Reproduce each line bearing the word "cdot".

(PROVIDED MATERIAL):
_ _ _ _ _
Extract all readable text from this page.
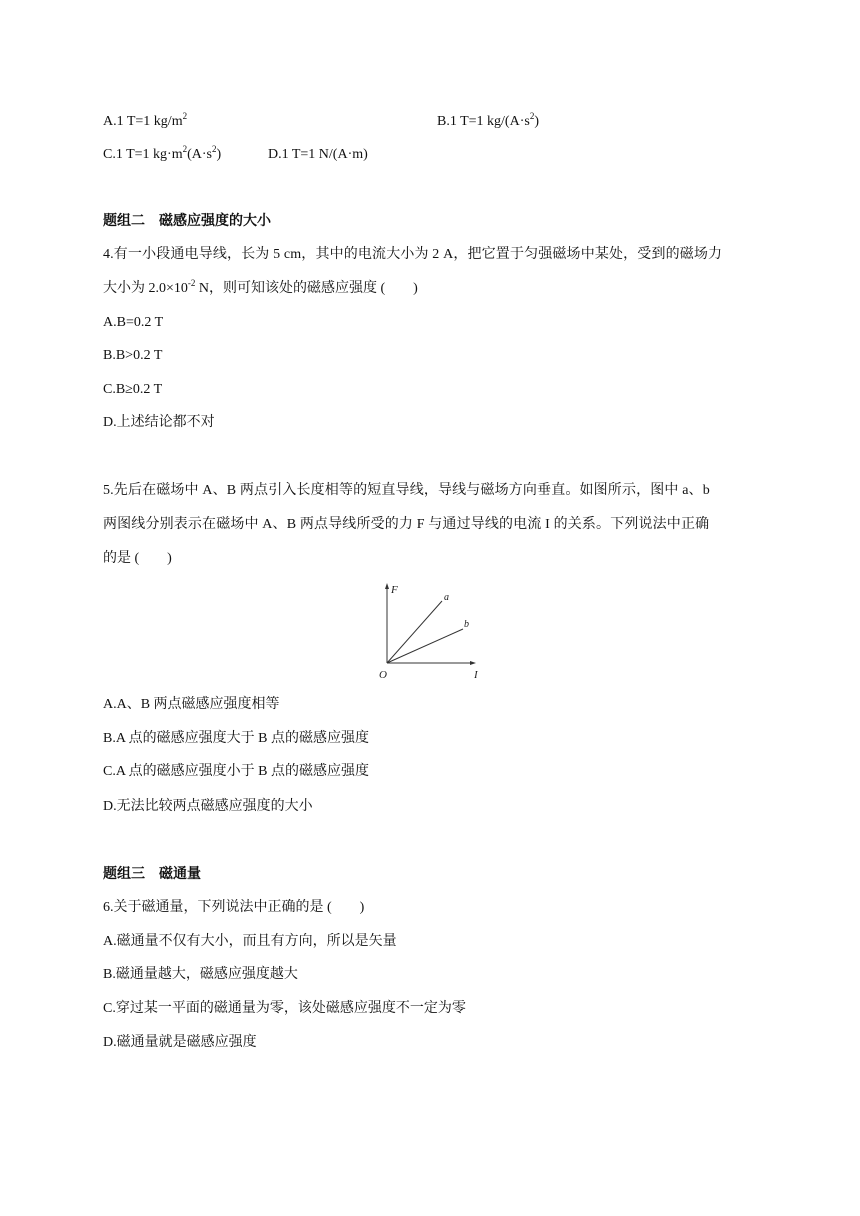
A.1 T=1 $kg/m^2$	B.1 T=1 $kg/(A\cdot s^2)$
C.1 T=1 $kg\cdot m^2(A\cdot s^2)$	D.1 T=1 N/(A·m)
题组二　磁感应强度的大小
4.有一小段通电导线，长为 5 cm，其中的电流大小为 2 A，把它置于匀强磁场中某处，受到的磁场力
大小为 $2.0\times 10^{-2}$ N，则可知该处的磁感应强度 (　　)
A.B=0.2 T
B.B>0.2 T
C.B≥0.2 T
D.上述结论都不对
5.先后在磁场中 A、B 两点引入长度相等的短直导线，导线与磁场方向垂直。如图所示，图中 a、b
两图线分别表示在磁场中 A、B 两点导线所受的力 F 与通过导线的电流 I 的关系。下列说法中正确
的是 (　　)
F
I
O
a
b
A.A、B 两点磁感应强度相等
B.A 点的磁感应强度大于 B 点的磁感应强度
C.A 点的磁感应强度小于 B 点的磁感应强度
D.无法比较两点磁感应强度的大小
题组三　磁通量
6.关于磁通量，下列说法中正确的是 (　　)
A.磁通量不仅有大小，而且有方向，所以是矢量
B.磁通量越大，磁感应强度越大
C.穿过某一平面的磁通量为零，该处磁感应强度不一定为零
D.磁通量就是磁感应强度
_ _ _ _ _
(THE OUTPUT):
A.1 T=1 $kg/m^2$	B.1 T=1 $kg/(A\cdot s^2)$
C.1 T=1 $kg\cdot m^2(A\cdot s^2)$	D.1 T=1 N/(A·m)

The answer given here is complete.